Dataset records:
## Start

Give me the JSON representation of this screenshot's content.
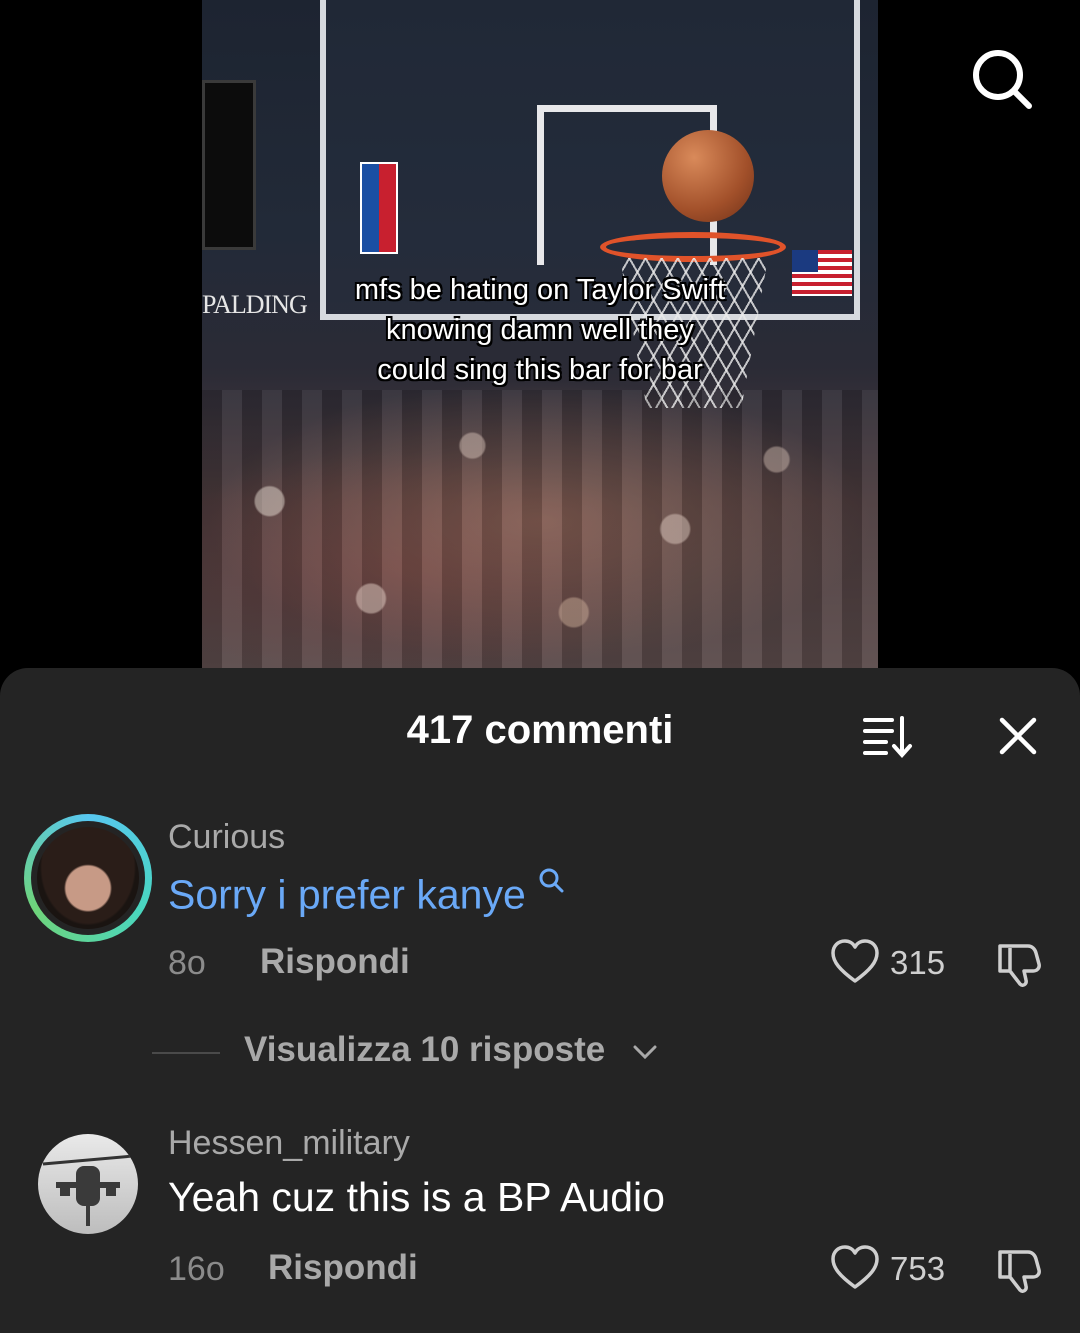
{
  "video": {
    "caption_lines": [
      "mfs be hating on Taylor Swift",
      "knowing damn well they",
      "could sing this bar for bar"
    ],
    "brand_text": "PALDING"
  },
  "comments_sheet": {
    "title": "417 commenti",
    "comments": [
      {
        "username": "Curious",
        "text": "Sorry i prefer kanye",
        "text_is_search_link": true,
        "age": "8o",
        "reply_label": "Rispondi",
        "likes": "315",
        "view_replies_label": "Visualizza 10 risposte"
      },
      {
        "username": "Hessen_military",
        "text": "Yeah cuz this is a BP Audio",
        "age": "16o",
        "reply_label": "Rispondi",
        "likes": "753"
      }
    ]
  },
  "colors": {
    "sheet_bg": "#242424",
    "link_blue": "#6aa9f7",
    "username_gray": "#a9a9a9"
  },
  "icons": [
    "search-icon",
    "sort-icon",
    "close-icon",
    "search-link-icon",
    "heart-icon",
    "dislike-icon",
    "chevron-down-icon"
  ]
}
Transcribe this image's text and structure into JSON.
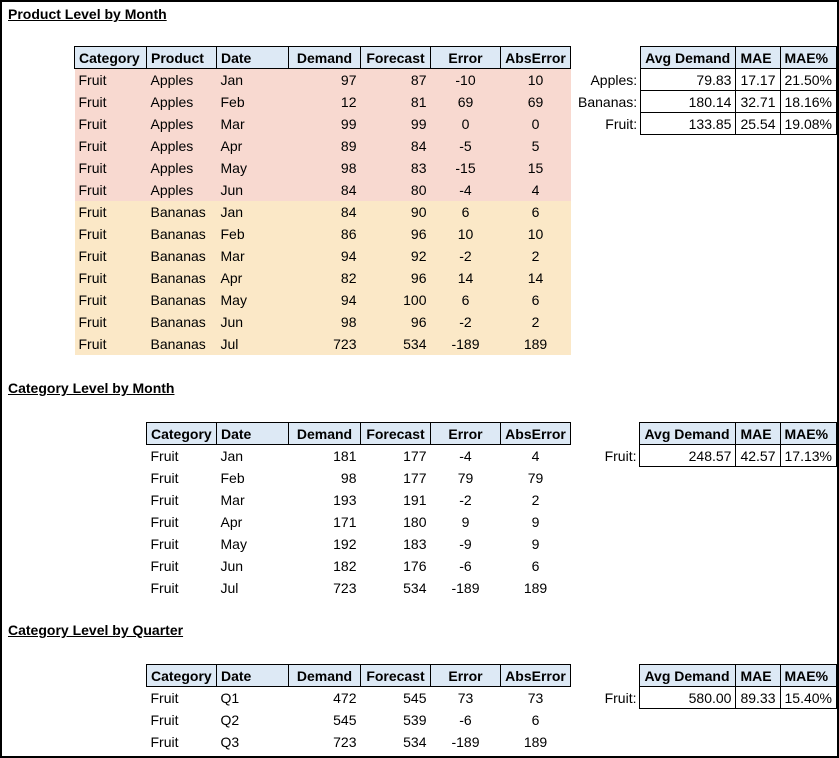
{
  "titles": {
    "product_month": "Product Level by Month",
    "category_month": "Category Level by Month",
    "category_quarter": "Category Level by Quarter"
  },
  "product_table": {
    "headers": [
      "Category",
      "Product",
      "Date",
      "Demand",
      "Forecast",
      "Error",
      "AbsError"
    ],
    "rows": [
      [
        "Fruit",
        "Apples",
        "Jan",
        "97",
        "87",
        "-10",
        "10"
      ],
      [
        "Fruit",
        "Apples",
        "Feb",
        "12",
        "81",
        "69",
        "69"
      ],
      [
        "Fruit",
        "Apples",
        "Mar",
        "99",
        "99",
        "0",
        "0"
      ],
      [
        "Fruit",
        "Apples",
        "Apr",
        "89",
        "84",
        "-5",
        "5"
      ],
      [
        "Fruit",
        "Apples",
        "May",
        "98",
        "83",
        "-15",
        "15"
      ],
      [
        "Fruit",
        "Apples",
        "Jun",
        "84",
        "80",
        "-4",
        "4"
      ],
      [
        "Fruit",
        "Bananas",
        "Jan",
        "84",
        "90",
        "6",
        "6"
      ],
      [
        "Fruit",
        "Bananas",
        "Feb",
        "86",
        "96",
        "10",
        "10"
      ],
      [
        "Fruit",
        "Bananas",
        "Mar",
        "94",
        "92",
        "-2",
        "2"
      ],
      [
        "Fruit",
        "Bananas",
        "Apr",
        "82",
        "96",
        "14",
        "14"
      ],
      [
        "Fruit",
        "Bananas",
        "May",
        "94",
        "100",
        "6",
        "6"
      ],
      [
        "Fruit",
        "Bananas",
        "Jun",
        "98",
        "96",
        "-2",
        "2"
      ],
      [
        "Fruit",
        "Bananas",
        "Jul",
        "723",
        "534",
        "-189",
        "189"
      ]
    ],
    "row_colors": {
      "Apples": "#f8d9d0",
      "Bananas": "#fbe8c7"
    }
  },
  "product_summary": {
    "headers": [
      "Avg Demand",
      "MAE",
      "MAE%"
    ],
    "rows": [
      [
        "Apples:",
        "79.83",
        "17.17",
        "21.50%"
      ],
      [
        "Bananas:",
        "180.14",
        "32.71",
        "18.16%"
      ],
      [
        "Fruit:",
        "133.85",
        "25.54",
        "19.08%"
      ]
    ]
  },
  "category_month_table": {
    "headers": [
      "Category",
      "Date",
      "Demand",
      "Forecast",
      "Error",
      "AbsError"
    ],
    "rows": [
      [
        "Fruit",
        "Jan",
        "181",
        "177",
        "-4",
        "4"
      ],
      [
        "Fruit",
        "Feb",
        "98",
        "177",
        "79",
        "79"
      ],
      [
        "Fruit",
        "Mar",
        "193",
        "191",
        "-2",
        "2"
      ],
      [
        "Fruit",
        "Apr",
        "171",
        "180",
        "9",
        "9"
      ],
      [
        "Fruit",
        "May",
        "192",
        "183",
        "-9",
        "9"
      ],
      [
        "Fruit",
        "Jun",
        "182",
        "176",
        "-6",
        "6"
      ],
      [
        "Fruit",
        "Jul",
        "723",
        "534",
        "-189",
        "189"
      ]
    ]
  },
  "category_month_summary": {
    "headers": [
      "Avg Demand",
      "MAE",
      "MAE%"
    ],
    "rows": [
      [
        "Fruit:",
        "248.57",
        "42.57",
        "17.13%"
      ]
    ]
  },
  "category_quarter_table": {
    "headers": [
      "Category",
      "Date",
      "Demand",
      "Forecast",
      "Error",
      "AbsError"
    ],
    "rows": [
      [
        "Fruit",
        "Q1",
        "472",
        "545",
        "73",
        "73"
      ],
      [
        "Fruit",
        "Q2",
        "545",
        "539",
        "-6",
        "6"
      ],
      [
        "Fruit",
        "Q3",
        "723",
        "534",
        "-189",
        "189"
      ]
    ]
  },
  "category_quarter_summary": {
    "headers": [
      "Avg Demand",
      "MAE",
      "MAE%"
    ],
    "rows": [
      [
        "Fruit:",
        "580.00",
        "89.33",
        "15.40%"
      ]
    ]
  },
  "colors": {
    "header_fill": "#dde9f5"
  }
}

## End

■ **Written problem**: Extract all the entries word for word; omit any pictures.

■ **Solution**:
Give me the JSON representation of this screenshot's content.
{
  "video": {
    "caption_lines": [
      "mfs be hating on Taylor Swift",
      "knowing damn well they",
      "could sing this bar for bar"
    ],
    "brand_text": "PALDING"
  },
  "comments_sheet": {
    "title": "417 commenti",
    "comments": [
      {
        "username": "Curious",
        "text": "Sorry i prefer kanye",
        "text_is_search_link": true,
        "age": "8o",
        "reply_label": "Rispondi",
        "likes": "315",
        "view_replies_label": "Visualizza 10 risposte"
      },
      {
        "username": "Hessen_military",
        "text": "Yeah cuz this is a BP Audio",
        "age": "16o",
        "reply_label": "Rispondi",
        "likes": "753"
      }
    ]
  },
  "colors": {
    "sheet_bg": "#242424",
    "link_blue": "#6aa9f7",
    "username_gray": "#a9a9a9"
  },
  "icons": [
    "search-icon",
    "sort-icon",
    "close-icon",
    "search-link-icon",
    "heart-icon",
    "dislike-icon",
    "chevron-down-icon"
  ]
}
Transcribe this image's text and structure into JSON.
{
  "titles": {
    "product_month": "Product Level by Month",
    "category_month": "Category Level by Month",
    "category_quarter": "Category Level by Quarter"
  },
  "product_table": {
    "headers": [
      "Category",
      "Product",
      "Date",
      "Demand",
      "Forecast",
      "Error",
      "AbsError"
    ],
    "rows": [
      [
        "Fruit",
        "Apples",
        "Jan",
        "97",
        "87",
        "-10",
        "10"
      ],
      [
        "Fruit",
        "Apples",
        "Feb",
        "12",
        "81",
        "69",
        "69"
      ],
      [
        "Fruit",
        "Apples",
        "Mar",
        "99",
        "99",
        "0",
        "0"
      ],
      [
        "Fruit",
        "Apples",
        "Apr",
        "89",
        "84",
        "-5",
        "5"
      ],
      [
        "Fruit",
        "Apples",
        "May",
        "98",
        "83",
        "-15",
        "15"
      ],
      [
        "Fruit",
        "Apples",
        "Jun",
        "84",
        "80",
        "-4",
        "4"
      ],
      [
        "Fruit",
        "Bananas",
        "Jan",
        "84",
        "90",
        "6",
        "6"
      ],
      [
        "Fruit",
        "Bananas",
        "Feb",
        "86",
        "96",
        "10",
        "10"
      ],
      [
        "Fruit",
        "Bananas",
        "Mar",
        "94",
        "92",
        "-2",
        "2"
      ],
      [
        "Fruit",
        "Bananas",
        "Apr",
        "82",
        "96",
        "14",
        "14"
      ],
      [
        "Fruit",
        "Bananas",
        "May",
        "94",
        "100",
        "6",
        "6"
      ],
      [
        "Fruit",
        "Bananas",
        "Jun",
        "98",
        "96",
        "-2",
        "2"
      ],
      [
        "Fruit",
        "Bananas",
        "Jul",
        "723",
        "534",
        "-189",
        "189"
      ]
    ],
    "row_colors": {
      "Apples": "#f8d9d0",
      "Bananas": "#fbe8c7"
    }
  },
  "product_summary": {
    "headers": [
      "Avg Demand",
      "MAE",
      "MAE%"
    ],
    "rows": [
      [
        "Apples:",
        "79.83",
        "17.17",
        "21.50%"
      ],
      [
        "Bananas:",
        "180.14",
        "32.71",
        "18.16%"
      ],
      [
        "Fruit:",
        "133.85",
        "25.54",
        "19.08%"
      ]
    ]
  },
  "category_month_table": {
    "headers": [
      "Category",
      "Date",
      "Demand",
      "Forecast",
      "Error",
      "AbsError"
    ],
    "rows": [
      [
        "Fruit",
        "Jan",
        "181",
        "177",
        "-4",
        "4"
      ],
      [
        "Fruit",
        "Feb",
        "98",
        "177",
        "79",
        "79"
      ],
      [
        "Fruit",
        "Mar",
        "193",
        "191",
        "-2",
        "2"
      ],
      [
        "Fruit",
        "Apr",
        "171",
        "180",
        "9",
        "9"
      ],
      [
        "Fruit",
        "May",
        "192",
        "183",
        "-9",
        "9"
      ],
      [
        "Fruit",
        "Jun",
        "182",
        "176",
        "-6",
        "6"
      ],
      [
        "Fruit",
        "Jul",
        "723",
        "534",
        "-189",
        "189"
      ]
    ]
  },
  "category_month_summary": {
    "headers": [
      "Avg Demand",
      "MAE",
      "MAE%"
    ],
    "rows": [
      [
        "Fruit:",
        "248.57",
        "42.57",
        "17.13%"
      ]
    ]
  },
  "category_quarter_table": {
    "headers": [
      "Category",
      "Date",
      "Demand",
      "Forecast",
      "Error",
      "AbsError"
    ],
    "rows": [
      [
        "Fruit",
        "Q1",
        "472",
        "545",
        "73",
        "73"
      ],
      [
        "Fruit",
        "Q2",
        "545",
        "539",
        "-6",
        "6"
      ],
      [
        "Fruit",
        "Q3",
        "723",
        "534",
        "-189",
        "189"
      ]
    ]
  },
  "category_quarter_summary": {
    "headers": [
      "Avg Demand",
      "MAE",
      "MAE%"
    ],
    "rows": [
      [
        "Fruit:",
        "580.00",
        "89.33",
        "15.40%"
      ]
    ]
  },
  "colors": {
    "header_fill": "#dde9f5"
  }
}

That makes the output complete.